* _Required work_
Find every line of the listing below where "heading" appears, and copy it.

(Data records)
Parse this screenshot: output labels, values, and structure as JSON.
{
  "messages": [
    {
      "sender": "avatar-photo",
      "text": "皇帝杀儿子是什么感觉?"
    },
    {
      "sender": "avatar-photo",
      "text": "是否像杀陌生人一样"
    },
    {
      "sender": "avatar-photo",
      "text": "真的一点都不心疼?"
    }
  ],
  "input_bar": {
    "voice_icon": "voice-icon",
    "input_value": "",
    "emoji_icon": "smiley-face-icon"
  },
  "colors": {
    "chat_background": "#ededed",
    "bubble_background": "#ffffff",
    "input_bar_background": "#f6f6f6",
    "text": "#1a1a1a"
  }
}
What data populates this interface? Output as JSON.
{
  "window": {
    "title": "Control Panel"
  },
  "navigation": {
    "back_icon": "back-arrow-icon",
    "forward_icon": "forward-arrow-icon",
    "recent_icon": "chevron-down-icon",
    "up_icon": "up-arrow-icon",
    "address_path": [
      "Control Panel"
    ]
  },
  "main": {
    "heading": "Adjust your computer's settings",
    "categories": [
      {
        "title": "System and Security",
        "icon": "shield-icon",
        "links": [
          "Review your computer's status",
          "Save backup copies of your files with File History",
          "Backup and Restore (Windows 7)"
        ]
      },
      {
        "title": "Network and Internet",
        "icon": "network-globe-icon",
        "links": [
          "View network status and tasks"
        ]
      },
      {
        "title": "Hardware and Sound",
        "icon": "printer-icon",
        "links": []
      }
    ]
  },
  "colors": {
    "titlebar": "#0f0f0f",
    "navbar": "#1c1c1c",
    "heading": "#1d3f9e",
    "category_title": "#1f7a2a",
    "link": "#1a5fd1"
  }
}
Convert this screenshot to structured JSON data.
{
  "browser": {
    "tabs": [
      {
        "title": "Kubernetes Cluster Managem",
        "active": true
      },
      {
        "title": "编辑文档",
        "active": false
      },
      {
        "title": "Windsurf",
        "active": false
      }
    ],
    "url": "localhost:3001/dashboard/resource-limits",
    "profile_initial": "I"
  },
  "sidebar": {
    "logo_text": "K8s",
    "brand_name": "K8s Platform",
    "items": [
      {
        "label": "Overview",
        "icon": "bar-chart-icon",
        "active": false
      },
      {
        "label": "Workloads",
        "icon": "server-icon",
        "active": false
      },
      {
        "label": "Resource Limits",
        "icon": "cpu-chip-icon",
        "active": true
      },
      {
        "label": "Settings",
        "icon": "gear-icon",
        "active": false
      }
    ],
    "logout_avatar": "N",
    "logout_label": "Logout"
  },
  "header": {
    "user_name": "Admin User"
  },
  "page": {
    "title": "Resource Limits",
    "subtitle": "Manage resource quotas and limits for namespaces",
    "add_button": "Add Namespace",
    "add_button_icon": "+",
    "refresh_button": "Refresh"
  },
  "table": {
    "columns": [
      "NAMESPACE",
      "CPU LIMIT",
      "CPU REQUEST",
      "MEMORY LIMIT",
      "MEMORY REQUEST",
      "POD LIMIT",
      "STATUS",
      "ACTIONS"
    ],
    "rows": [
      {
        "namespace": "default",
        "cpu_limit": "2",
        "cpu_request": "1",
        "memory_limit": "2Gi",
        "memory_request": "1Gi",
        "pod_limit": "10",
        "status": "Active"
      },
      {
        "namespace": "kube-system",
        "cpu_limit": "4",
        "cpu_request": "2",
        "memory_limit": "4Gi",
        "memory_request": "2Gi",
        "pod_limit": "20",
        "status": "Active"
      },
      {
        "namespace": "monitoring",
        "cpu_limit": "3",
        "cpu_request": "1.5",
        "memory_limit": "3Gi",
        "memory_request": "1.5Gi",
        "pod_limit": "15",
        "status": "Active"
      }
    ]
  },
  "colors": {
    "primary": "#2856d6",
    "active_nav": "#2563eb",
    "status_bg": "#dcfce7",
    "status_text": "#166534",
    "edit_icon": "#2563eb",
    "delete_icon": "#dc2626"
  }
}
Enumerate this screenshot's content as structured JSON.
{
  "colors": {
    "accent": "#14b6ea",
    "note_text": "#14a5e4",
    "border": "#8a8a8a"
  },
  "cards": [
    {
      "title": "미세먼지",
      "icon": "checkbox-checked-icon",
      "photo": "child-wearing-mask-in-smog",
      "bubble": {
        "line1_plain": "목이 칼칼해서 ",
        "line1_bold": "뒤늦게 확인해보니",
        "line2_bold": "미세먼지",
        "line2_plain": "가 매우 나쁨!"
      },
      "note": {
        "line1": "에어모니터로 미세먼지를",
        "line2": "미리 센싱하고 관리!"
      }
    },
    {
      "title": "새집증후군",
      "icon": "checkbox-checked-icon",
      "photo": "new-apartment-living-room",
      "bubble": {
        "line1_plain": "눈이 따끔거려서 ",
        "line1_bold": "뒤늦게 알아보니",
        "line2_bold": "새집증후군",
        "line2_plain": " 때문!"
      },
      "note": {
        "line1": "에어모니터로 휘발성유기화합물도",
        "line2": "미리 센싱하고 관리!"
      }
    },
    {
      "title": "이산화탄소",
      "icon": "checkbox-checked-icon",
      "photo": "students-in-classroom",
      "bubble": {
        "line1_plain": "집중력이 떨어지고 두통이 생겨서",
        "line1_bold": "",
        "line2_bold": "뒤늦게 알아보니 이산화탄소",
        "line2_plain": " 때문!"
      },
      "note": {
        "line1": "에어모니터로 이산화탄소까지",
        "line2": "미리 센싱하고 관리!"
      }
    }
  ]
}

* _Worked solution_
    "heading": "Adjust your computer's settings",
    "heading": "#1d3f9e",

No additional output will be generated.